> Prompt: Make an exact copy of the lines below.
— start Provided entries —
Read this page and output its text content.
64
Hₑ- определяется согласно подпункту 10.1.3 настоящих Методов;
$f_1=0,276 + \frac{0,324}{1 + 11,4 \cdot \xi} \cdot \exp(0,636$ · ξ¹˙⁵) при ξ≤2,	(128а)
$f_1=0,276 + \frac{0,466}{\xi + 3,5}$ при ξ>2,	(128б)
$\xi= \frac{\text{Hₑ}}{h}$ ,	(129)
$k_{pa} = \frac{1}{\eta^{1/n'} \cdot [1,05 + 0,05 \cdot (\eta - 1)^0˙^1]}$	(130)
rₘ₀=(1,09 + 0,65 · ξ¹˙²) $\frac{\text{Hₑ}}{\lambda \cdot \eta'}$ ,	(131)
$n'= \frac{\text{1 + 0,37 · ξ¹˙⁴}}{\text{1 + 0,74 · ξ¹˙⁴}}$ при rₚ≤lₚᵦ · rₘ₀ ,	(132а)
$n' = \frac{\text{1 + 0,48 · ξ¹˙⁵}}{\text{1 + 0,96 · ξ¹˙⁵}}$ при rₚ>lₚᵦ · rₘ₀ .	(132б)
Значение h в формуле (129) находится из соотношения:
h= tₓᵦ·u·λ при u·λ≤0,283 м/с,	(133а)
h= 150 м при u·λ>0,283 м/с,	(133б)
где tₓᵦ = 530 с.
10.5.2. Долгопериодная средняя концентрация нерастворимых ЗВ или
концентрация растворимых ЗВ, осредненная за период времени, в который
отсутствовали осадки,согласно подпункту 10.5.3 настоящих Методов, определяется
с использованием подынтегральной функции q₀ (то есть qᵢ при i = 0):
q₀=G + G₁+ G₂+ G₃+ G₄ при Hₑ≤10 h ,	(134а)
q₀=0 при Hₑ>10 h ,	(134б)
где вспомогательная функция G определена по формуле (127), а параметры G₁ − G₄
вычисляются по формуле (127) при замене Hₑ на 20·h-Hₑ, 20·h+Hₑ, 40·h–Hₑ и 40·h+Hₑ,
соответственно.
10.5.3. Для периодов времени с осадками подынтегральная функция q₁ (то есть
— end Provided entries —
> The completed task:
Read this page and output its text content.
64
Hₑ- определяется согласно подпункту 10.1.3 настоящих Методов;
$f_1=0,276 + \frac{0,324}{1 + 11,4 \cdot \xi} \cdot \exp(0,636$ · ξ¹˙⁵) при ξ≤2,	(128а)
$f_1=0,276 + \frac{0,466}{\xi + 3,5}$ при ξ>2,	(128б)
$\xi= \frac{\text{Hₑ}}{h}$ ,	(129)
$k_{pa} = \frac{1}{\eta^{1/n'} \cdot [1,05 + 0,05 \cdot (\eta - 1)^0˙^1]}$	(130)
rₘ₀=(1,09 + 0,65 · ξ¹˙²) $\frac{\text{Hₑ}}{\lambda \cdot \eta'}$ ,	(131)
$n'= \frac{\text{1 + 0,37 · ξ¹˙⁴}}{\text{1 + 0,74 · ξ¹˙⁴}}$ при rₚ≤lₚᵦ · rₘ₀ ,	(132а)
$n' = \frac{\text{1 + 0,48 · ξ¹˙⁵}}{\text{1 + 0,96 · ξ¹˙⁵}}$ при rₚ>lₚᵦ · rₘ₀ .	(132б)
Значение h в формуле (129) находится из соотношения:
h= tₓᵦ·u·λ при u·λ≤0,283 м/с,	(133а)
h= 150 м при u·λ>0,283 м/с,	(133б)
где tₓᵦ = 530 с.
10.5.2. Долгопериодная средняя концентрация нерастворимых ЗВ или
концентрация растворимых ЗВ, осредненная за период времени, в который
отсутствовали осадки,согласно подпункту 10.5.3 настоящих Методов, определяется
с использованием подынтегральной функции q₀ (то есть qᵢ при i = 0):
q₀=G + G₁+ G₂+ G₃+ G₄ при Hₑ≤10 h ,	(134а)
q₀=0 при Hₑ>10 h ,	(134б)
где вспомогательная функция G определена по формуле (127), а параметры G₁ − G₄
вычисляются по формуле (127) при замене Hₑ на 20·h-Hₑ, 20·h+Hₑ, 40·h–Hₑ и 40·h+Hₑ,
соответственно.
10.5.3. Для периодов времени с осадками подынтегральная функция q₁ (то есть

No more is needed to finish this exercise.